↓
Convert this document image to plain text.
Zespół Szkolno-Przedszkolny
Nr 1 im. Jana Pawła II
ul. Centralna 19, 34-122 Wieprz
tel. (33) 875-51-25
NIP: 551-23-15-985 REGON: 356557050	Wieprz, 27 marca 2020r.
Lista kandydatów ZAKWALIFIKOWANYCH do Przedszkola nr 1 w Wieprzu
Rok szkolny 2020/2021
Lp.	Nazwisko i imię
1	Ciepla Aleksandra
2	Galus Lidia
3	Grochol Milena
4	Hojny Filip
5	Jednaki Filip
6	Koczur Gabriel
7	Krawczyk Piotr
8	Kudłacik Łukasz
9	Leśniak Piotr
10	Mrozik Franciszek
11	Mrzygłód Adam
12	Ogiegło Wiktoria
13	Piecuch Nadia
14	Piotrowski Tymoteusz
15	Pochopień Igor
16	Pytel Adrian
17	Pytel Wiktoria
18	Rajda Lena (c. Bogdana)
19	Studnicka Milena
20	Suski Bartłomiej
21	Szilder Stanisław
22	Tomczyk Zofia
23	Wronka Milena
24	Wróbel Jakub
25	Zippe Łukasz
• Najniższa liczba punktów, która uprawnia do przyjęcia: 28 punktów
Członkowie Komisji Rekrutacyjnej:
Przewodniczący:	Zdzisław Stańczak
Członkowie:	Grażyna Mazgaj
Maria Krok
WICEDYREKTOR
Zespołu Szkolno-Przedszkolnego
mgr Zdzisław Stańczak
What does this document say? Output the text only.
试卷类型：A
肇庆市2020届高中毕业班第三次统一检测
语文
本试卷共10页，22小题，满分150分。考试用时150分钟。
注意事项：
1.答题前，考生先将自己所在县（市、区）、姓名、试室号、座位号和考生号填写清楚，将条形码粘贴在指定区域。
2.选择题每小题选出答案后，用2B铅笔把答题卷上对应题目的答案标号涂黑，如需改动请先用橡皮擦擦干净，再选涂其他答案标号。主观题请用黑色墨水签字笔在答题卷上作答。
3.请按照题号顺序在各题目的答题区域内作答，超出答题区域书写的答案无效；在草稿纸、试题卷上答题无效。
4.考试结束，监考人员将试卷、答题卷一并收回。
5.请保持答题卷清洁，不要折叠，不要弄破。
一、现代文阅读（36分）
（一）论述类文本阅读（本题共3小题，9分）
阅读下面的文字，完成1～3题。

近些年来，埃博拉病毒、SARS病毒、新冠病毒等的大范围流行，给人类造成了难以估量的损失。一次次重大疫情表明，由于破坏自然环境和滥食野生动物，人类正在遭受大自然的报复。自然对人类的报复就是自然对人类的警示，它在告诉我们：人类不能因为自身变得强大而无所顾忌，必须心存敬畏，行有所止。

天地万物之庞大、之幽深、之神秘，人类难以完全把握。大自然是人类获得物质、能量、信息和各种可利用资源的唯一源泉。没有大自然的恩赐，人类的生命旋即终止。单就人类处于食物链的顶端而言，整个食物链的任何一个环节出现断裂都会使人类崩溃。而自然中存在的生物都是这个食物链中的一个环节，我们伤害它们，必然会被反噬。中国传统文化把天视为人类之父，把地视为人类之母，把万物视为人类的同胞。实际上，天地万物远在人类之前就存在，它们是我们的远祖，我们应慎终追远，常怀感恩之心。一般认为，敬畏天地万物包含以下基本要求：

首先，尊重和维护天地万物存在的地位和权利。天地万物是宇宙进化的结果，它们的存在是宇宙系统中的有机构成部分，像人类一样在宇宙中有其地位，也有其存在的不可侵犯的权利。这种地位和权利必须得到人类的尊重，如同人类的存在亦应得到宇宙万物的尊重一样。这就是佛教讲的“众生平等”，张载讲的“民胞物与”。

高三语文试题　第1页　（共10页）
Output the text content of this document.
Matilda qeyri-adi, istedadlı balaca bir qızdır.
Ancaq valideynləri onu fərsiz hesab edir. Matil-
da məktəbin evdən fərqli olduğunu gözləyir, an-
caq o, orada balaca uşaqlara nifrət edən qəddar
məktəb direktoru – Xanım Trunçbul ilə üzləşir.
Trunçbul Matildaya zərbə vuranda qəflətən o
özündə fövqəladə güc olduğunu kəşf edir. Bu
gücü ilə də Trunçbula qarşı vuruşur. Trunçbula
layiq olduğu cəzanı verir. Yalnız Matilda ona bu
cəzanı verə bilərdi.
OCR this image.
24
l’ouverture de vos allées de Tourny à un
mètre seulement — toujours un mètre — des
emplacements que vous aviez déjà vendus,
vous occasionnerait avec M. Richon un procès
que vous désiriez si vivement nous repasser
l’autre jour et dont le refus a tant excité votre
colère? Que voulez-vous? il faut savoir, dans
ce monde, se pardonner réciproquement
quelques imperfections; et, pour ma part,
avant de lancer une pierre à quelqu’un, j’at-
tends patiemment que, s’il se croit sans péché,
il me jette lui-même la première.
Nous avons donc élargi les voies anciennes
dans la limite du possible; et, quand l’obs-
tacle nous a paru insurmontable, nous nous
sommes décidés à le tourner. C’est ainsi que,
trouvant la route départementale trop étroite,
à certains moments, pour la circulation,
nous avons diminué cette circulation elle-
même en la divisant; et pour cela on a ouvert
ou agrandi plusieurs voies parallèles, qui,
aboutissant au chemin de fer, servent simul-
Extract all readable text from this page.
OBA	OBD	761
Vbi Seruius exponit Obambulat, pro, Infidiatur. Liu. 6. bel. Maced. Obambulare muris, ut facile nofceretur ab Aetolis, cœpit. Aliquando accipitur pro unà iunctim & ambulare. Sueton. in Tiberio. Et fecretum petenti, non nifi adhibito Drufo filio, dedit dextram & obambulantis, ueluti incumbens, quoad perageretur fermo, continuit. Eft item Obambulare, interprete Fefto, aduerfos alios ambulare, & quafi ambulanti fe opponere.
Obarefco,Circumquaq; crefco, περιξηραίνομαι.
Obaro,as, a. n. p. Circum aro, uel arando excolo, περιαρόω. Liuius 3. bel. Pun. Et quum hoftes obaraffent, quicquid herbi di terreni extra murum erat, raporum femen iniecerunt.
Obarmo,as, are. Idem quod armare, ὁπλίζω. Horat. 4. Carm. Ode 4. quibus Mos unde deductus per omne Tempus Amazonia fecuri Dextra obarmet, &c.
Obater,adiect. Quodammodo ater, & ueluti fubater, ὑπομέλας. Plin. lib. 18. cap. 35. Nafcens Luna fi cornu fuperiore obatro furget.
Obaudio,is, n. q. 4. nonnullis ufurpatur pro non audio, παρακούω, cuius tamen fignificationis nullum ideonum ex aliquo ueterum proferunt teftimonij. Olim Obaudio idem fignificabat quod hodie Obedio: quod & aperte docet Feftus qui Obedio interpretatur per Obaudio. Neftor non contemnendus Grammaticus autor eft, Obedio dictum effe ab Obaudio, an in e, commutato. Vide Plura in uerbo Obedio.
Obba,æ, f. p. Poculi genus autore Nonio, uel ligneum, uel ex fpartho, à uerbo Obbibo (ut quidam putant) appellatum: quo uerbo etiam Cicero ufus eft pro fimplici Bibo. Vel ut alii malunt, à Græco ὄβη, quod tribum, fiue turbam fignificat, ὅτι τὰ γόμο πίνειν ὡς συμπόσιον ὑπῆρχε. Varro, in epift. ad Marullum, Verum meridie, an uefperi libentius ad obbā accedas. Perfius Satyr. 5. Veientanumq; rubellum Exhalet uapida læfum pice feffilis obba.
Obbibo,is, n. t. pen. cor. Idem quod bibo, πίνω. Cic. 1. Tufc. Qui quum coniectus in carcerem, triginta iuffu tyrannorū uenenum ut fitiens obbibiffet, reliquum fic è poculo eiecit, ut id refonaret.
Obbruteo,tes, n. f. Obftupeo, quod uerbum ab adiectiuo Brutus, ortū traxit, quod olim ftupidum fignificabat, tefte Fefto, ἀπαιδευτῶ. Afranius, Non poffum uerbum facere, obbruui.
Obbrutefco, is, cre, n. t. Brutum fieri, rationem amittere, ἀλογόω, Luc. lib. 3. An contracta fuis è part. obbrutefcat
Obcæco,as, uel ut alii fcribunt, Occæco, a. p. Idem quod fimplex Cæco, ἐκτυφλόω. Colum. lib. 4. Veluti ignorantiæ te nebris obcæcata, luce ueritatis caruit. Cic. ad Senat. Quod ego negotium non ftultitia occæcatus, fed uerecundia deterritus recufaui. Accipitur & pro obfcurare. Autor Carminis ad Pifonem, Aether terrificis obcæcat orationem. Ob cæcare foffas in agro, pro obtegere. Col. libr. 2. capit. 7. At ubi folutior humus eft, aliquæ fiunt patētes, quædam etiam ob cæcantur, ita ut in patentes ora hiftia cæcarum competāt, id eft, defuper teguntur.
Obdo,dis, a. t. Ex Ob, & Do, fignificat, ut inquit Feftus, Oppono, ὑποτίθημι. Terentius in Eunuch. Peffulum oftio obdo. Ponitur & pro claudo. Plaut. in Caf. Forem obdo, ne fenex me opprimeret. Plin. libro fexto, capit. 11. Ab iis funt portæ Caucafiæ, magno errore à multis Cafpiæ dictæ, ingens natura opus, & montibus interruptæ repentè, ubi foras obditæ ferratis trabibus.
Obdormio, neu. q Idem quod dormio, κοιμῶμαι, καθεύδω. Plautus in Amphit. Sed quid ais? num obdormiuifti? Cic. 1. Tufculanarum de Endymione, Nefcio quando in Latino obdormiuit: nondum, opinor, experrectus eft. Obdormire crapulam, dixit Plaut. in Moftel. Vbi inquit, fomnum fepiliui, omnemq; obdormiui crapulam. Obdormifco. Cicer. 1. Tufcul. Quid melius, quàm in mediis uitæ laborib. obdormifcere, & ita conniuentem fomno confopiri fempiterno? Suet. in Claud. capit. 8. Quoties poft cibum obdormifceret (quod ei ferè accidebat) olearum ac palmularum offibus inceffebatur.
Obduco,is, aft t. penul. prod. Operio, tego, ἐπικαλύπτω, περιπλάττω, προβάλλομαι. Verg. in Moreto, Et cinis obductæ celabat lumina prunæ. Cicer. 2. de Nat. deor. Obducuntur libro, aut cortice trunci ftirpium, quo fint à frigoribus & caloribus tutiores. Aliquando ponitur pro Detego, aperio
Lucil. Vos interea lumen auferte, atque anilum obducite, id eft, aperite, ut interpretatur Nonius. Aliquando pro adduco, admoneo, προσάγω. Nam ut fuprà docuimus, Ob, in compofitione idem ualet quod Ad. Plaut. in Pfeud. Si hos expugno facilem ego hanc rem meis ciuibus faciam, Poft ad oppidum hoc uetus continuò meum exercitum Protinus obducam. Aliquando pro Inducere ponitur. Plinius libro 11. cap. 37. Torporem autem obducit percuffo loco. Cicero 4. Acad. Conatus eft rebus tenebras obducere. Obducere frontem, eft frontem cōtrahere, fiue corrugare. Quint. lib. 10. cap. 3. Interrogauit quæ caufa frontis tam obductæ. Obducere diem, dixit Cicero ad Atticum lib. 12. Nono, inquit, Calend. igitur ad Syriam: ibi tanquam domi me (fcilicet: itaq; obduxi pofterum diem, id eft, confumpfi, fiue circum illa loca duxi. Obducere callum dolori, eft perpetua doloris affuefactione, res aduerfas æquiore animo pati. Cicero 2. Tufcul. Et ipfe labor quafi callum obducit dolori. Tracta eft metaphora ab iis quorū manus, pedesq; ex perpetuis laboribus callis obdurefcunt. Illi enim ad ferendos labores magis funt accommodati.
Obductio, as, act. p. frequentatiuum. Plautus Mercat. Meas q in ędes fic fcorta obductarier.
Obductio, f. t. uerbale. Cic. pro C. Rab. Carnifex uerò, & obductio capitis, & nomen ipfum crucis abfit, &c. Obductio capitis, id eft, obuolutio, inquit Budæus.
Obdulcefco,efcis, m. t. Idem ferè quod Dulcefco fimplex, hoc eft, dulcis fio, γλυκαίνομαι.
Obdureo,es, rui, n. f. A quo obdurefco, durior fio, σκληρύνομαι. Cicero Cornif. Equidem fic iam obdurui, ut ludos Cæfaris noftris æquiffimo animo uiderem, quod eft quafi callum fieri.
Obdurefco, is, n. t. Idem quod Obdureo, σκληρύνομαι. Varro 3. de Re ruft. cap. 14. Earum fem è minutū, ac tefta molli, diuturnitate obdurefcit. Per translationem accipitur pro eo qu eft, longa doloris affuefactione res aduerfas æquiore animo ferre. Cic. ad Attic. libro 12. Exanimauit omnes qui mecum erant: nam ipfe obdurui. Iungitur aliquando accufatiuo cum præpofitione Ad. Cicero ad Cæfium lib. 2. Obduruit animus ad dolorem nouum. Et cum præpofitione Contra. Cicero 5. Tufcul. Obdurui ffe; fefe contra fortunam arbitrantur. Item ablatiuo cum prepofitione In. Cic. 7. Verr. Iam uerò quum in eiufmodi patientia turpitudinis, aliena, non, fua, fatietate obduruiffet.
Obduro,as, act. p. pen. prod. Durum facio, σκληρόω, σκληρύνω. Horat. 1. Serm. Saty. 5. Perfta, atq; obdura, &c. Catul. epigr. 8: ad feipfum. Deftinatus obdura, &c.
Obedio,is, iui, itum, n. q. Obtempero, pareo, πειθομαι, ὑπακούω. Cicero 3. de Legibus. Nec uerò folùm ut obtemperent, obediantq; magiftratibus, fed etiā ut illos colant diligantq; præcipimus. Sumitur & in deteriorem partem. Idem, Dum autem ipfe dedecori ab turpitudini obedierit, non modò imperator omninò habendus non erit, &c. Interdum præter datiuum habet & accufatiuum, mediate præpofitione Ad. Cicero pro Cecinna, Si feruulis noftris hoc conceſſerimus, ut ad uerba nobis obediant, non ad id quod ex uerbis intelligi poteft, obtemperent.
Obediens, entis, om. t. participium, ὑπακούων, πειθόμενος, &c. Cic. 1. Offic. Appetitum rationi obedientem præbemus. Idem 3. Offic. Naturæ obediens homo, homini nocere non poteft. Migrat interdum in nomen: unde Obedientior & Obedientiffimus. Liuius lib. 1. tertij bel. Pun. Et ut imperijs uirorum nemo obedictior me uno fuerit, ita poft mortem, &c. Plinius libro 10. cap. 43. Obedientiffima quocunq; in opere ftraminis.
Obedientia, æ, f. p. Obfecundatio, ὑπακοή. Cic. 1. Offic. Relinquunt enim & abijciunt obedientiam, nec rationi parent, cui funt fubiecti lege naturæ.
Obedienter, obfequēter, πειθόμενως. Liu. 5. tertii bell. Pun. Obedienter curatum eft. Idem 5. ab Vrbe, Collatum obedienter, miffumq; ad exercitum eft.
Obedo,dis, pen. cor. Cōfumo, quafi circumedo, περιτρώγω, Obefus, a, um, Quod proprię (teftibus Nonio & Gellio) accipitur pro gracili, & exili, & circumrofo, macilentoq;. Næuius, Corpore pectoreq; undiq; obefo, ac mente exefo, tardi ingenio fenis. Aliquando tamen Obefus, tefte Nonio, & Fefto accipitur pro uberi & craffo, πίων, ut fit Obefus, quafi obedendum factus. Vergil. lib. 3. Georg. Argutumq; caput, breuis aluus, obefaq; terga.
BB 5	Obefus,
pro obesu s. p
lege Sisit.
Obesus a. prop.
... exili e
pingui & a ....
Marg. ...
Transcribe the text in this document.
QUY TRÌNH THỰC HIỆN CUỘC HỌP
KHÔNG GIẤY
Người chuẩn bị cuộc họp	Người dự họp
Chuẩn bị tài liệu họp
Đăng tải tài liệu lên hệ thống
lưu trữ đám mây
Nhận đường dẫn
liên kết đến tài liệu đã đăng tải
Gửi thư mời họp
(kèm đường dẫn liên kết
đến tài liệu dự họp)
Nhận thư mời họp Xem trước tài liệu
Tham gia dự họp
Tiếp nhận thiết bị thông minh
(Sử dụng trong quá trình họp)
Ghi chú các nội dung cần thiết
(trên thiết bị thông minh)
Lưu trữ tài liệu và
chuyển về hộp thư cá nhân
↑
§ **YOUR TASK**: Copy each line of the preceding data that contains the string "Feftus".

§ **ANSWER BELOW**:
Obaudio,is, n. q. 4. nonnullis ufurpatur pro non audio, παρακούω, cuius tamen fignificationis nullum ideonum ex aliquo ueterum proferunt teftimonij. Olim Obaudio idem fignificabat quod hodie Obedio: quod & aperte docet Feftus qui Obedio interpretatur per Obaudio. Neftor non contemnendus Grammaticus autor eft, Obedio dictum effe ab Obaudio, an in e, commutato. Vide Plura in uerbo Obedio.
Obdo,dis, a. t. Ex Ob, & Do, fignificat, ut inquit Feftus, Oppono, ὑποτίθημι. Terentius in Eunuch. Peffulum oftio obdo. Ponitur & pro claudo. Plaut. in Caf. Forem obdo, ne fenex me opprimeret. Plin. libro fexto, capit. 11. Ab iis funt portæ Caucafiæ, magno errore à multis Cafpiæ dictæ, ingens natura opus, & montibus interruptæ repentè, ubi foras obditæ ferratis trabibus.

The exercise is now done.